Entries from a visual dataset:
-=-=-

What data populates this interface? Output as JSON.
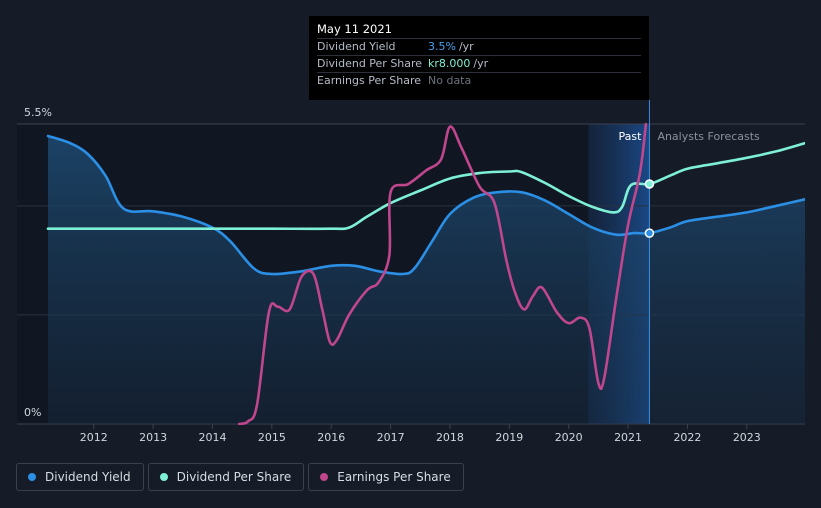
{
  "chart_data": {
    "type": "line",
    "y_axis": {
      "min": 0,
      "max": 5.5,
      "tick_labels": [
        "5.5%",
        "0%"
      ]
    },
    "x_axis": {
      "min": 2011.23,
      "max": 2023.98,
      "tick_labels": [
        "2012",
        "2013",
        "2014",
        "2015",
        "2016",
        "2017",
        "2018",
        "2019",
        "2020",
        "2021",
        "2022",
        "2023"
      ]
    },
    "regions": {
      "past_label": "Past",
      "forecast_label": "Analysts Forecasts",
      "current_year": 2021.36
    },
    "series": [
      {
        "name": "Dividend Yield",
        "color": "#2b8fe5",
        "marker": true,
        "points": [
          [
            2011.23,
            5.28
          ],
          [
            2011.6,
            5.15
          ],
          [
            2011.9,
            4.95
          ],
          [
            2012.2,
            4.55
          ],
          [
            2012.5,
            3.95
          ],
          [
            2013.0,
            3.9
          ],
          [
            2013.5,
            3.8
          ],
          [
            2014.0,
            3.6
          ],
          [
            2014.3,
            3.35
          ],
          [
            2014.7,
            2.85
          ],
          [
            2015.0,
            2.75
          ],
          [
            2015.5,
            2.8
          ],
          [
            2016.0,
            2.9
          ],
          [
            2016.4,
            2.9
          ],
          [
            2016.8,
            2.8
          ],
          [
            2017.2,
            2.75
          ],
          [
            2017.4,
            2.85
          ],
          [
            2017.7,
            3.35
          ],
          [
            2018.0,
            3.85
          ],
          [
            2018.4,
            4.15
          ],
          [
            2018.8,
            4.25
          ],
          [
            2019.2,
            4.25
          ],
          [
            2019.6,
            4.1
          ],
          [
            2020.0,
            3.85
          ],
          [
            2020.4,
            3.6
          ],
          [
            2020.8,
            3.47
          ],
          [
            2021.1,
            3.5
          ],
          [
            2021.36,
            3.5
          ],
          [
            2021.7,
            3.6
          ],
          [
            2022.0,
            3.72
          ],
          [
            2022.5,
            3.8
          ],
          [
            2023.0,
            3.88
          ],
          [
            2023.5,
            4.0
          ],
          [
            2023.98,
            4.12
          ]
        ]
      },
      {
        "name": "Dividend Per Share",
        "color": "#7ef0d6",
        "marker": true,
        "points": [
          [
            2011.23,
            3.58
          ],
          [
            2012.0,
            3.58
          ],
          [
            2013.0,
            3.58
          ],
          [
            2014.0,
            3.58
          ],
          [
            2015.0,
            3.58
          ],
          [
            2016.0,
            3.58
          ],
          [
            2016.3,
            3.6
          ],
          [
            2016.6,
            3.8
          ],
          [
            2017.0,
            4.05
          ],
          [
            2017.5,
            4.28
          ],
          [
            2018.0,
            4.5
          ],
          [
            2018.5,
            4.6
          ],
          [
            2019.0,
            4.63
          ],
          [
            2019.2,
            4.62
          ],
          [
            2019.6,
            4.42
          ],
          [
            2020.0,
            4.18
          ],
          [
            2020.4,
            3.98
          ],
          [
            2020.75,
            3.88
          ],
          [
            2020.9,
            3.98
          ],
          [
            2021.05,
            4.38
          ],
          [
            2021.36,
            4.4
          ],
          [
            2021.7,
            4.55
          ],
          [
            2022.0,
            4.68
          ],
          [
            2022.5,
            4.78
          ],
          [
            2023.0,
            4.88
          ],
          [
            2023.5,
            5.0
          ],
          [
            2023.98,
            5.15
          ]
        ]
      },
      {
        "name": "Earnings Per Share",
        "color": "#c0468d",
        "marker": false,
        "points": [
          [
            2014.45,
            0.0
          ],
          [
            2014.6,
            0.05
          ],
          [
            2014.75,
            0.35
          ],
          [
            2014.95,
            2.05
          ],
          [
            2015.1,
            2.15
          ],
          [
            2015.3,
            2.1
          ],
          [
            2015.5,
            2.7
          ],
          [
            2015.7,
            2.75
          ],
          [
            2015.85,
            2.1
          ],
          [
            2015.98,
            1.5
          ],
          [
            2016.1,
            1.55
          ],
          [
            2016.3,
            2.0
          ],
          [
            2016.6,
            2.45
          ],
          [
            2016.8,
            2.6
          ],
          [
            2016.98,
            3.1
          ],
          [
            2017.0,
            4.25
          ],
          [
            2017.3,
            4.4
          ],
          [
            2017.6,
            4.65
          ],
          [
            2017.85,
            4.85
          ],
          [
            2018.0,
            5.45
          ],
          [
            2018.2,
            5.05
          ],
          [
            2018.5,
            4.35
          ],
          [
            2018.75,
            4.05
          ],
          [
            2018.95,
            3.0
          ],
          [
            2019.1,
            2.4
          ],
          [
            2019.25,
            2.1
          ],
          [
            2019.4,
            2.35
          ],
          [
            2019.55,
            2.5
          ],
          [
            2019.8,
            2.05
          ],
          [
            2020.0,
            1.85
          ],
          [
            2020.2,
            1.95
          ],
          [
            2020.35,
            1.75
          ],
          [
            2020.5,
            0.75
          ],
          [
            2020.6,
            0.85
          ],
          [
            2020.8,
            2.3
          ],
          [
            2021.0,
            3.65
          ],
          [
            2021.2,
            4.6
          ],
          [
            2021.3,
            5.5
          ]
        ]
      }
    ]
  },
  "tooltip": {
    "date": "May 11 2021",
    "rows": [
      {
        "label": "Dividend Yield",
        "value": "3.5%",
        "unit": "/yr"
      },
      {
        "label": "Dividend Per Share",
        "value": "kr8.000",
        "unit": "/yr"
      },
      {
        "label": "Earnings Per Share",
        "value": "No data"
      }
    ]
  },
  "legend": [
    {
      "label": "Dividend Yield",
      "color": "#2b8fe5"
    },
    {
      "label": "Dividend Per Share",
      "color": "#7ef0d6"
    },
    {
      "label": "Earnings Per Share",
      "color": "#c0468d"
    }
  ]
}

-=-=-

WORK TO COMPLETE: Output, exactly, all the records above; include no pictures.

THE RESULT:
What data populates this interface? Output as JSON.
{
  "chart_data": {
    "type": "line",
    "y_axis": {
      "min": 0,
      "max": 5.5,
      "tick_labels": [
        "5.5%",
        "0%"
      ]
    },
    "x_axis": {
      "min": 2011.23,
      "max": 2023.98,
      "tick_labels": [
        "2012",
        "2013",
        "2014",
        "2015",
        "2016",
        "2017",
        "2018",
        "2019",
        "2020",
        "2021",
        "2022",
        "2023"
      ]
    },
    "regions": {
      "past_label": "Past",
      "forecast_label": "Analysts Forecasts",
      "current_year": 2021.36
    },
    "series": [
      {
        "name": "Dividend Yield",
        "color": "#2b8fe5",
        "marker": true,
        "points": [
          [
            2011.23,
            5.28
          ],
          [
            2011.6,
            5.15
          ],
          [
            2011.9,
            4.95
          ],
          [
            2012.2,
            4.55
          ],
          [
            2012.5,
            3.95
          ],
          [
            2013.0,
            3.9
          ],
          [
            2013.5,
            3.8
          ],
          [
            2014.0,
            3.6
          ],
          [
            2014.3,
            3.35
          ],
          [
            2014.7,
            2.85
          ],
          [
            2015.0,
            2.75
          ],
          [
            2015.5,
            2.8
          ],
          [
            2016.0,
            2.9
          ],
          [
            2016.4,
            2.9
          ],
          [
            2016.8,
            2.8
          ],
          [
            2017.2,
            2.75
          ],
          [
            2017.4,
            2.85
          ],
          [
            2017.7,
            3.35
          ],
          [
            2018.0,
            3.85
          ],
          [
            2018.4,
            4.15
          ],
          [
            2018.8,
            4.25
          ],
          [
            2019.2,
            4.25
          ],
          [
            2019.6,
            4.1
          ],
          [
            2020.0,
            3.85
          ],
          [
            2020.4,
            3.6
          ],
          [
            2020.8,
            3.47
          ],
          [
            2021.1,
            3.5
          ],
          [
            2021.36,
            3.5
          ],
          [
            2021.7,
            3.6
          ],
          [
            2022.0,
            3.72
          ],
          [
            2022.5,
            3.8
          ],
          [
            2023.0,
            3.88
          ],
          [
            2023.5,
            4.0
          ],
          [
            2023.98,
            4.12
          ]
        ]
      },
      {
        "name": "Dividend Per Share",
        "color": "#7ef0d6",
        "marker": true,
        "points": [
          [
            2011.23,
            3.58
          ],
          [
            2012.0,
            3.58
          ],
          [
            2013.0,
            3.58
          ],
          [
            2014.0,
            3.58
          ],
          [
            2015.0,
            3.58
          ],
          [
            2016.0,
            3.58
          ],
          [
            2016.3,
            3.6
          ],
          [
            2016.6,
            3.8
          ],
          [
            2017.0,
            4.05
          ],
          [
            2017.5,
            4.28
          ],
          [
            2018.0,
            4.5
          ],
          [
            2018.5,
            4.6
          ],
          [
            2019.0,
            4.63
          ],
          [
            2019.2,
            4.62
          ],
          [
            2019.6,
            4.42
          ],
          [
            2020.0,
            4.18
          ],
          [
            2020.4,
            3.98
          ],
          [
            2020.75,
            3.88
          ],
          [
            2020.9,
            3.98
          ],
          [
            2021.05,
            4.38
          ],
          [
            2021.36,
            4.4
          ],
          [
            2021.7,
            4.55
          ],
          [
            2022.0,
            4.68
          ],
          [
            2022.5,
            4.78
          ],
          [
            2023.0,
            4.88
          ],
          [
            2023.5,
            5.0
          ],
          [
            2023.98,
            5.15
          ]
        ]
      },
      {
        "name": "Earnings Per Share",
        "color": "#c0468d",
        "marker": false,
        "points": [
          [
            2014.45,
            0.0
          ],
          [
            2014.6,
            0.05
          ],
          [
            2014.75,
            0.35
          ],
          [
            2014.95,
            2.05
          ],
          [
            2015.1,
            2.15
          ],
          [
            2015.3,
            2.1
          ],
          [
            2015.5,
            2.7
          ],
          [
            2015.7,
            2.75
          ],
          [
            2015.85,
            2.1
          ],
          [
            2015.98,
            1.5
          ],
          [
            2016.1,
            1.55
          ],
          [
            2016.3,
            2.0
          ],
          [
            2016.6,
            2.45
          ],
          [
            2016.8,
            2.6
          ],
          [
            2016.98,
            3.1
          ],
          [
            2017.0,
            4.25
          ],
          [
            2017.3,
            4.4
          ],
          [
            2017.6,
            4.65
          ],
          [
            2017.85,
            4.85
          ],
          [
            2018.0,
            5.45
          ],
          [
            2018.2,
            5.05
          ],
          [
            2018.5,
            4.35
          ],
          [
            2018.75,
            4.05
          ],
          [
            2018.95,
            3.0
          ],
          [
            2019.1,
            2.4
          ],
          [
            2019.25,
            2.1
          ],
          [
            2019.4,
            2.35
          ],
          [
            2019.55,
            2.5
          ],
          [
            2019.8,
            2.05
          ],
          [
            2020.0,
            1.85
          ],
          [
            2020.2,
            1.95
          ],
          [
            2020.35,
            1.75
          ],
          [
            2020.5,
            0.75
          ],
          [
            2020.6,
            0.85
          ],
          [
            2020.8,
            2.3
          ],
          [
            2021.0,
            3.65
          ],
          [
            2021.2,
            4.6
          ],
          [
            2021.3,
            5.5
          ]
        ]
      }
    ]
  },
  "tooltip": {
    "date": "May 11 2021",
    "rows": [
      {
        "label": "Dividend Yield",
        "value": "3.5%",
        "unit": "/yr"
      },
      {
        "label": "Dividend Per Share",
        "value": "kr8.000",
        "unit": "/yr"
      },
      {
        "label": "Earnings Per Share",
        "value": "No data"
      }
    ]
  },
  "legend": [
    {
      "label": "Dividend Yield",
      "color": "#2b8fe5"
    },
    {
      "label": "Dividend Per Share",
      "color": "#7ef0d6"
    },
    {
      "label": "Earnings Per Share",
      "color": "#c0468d"
    }
  ]
}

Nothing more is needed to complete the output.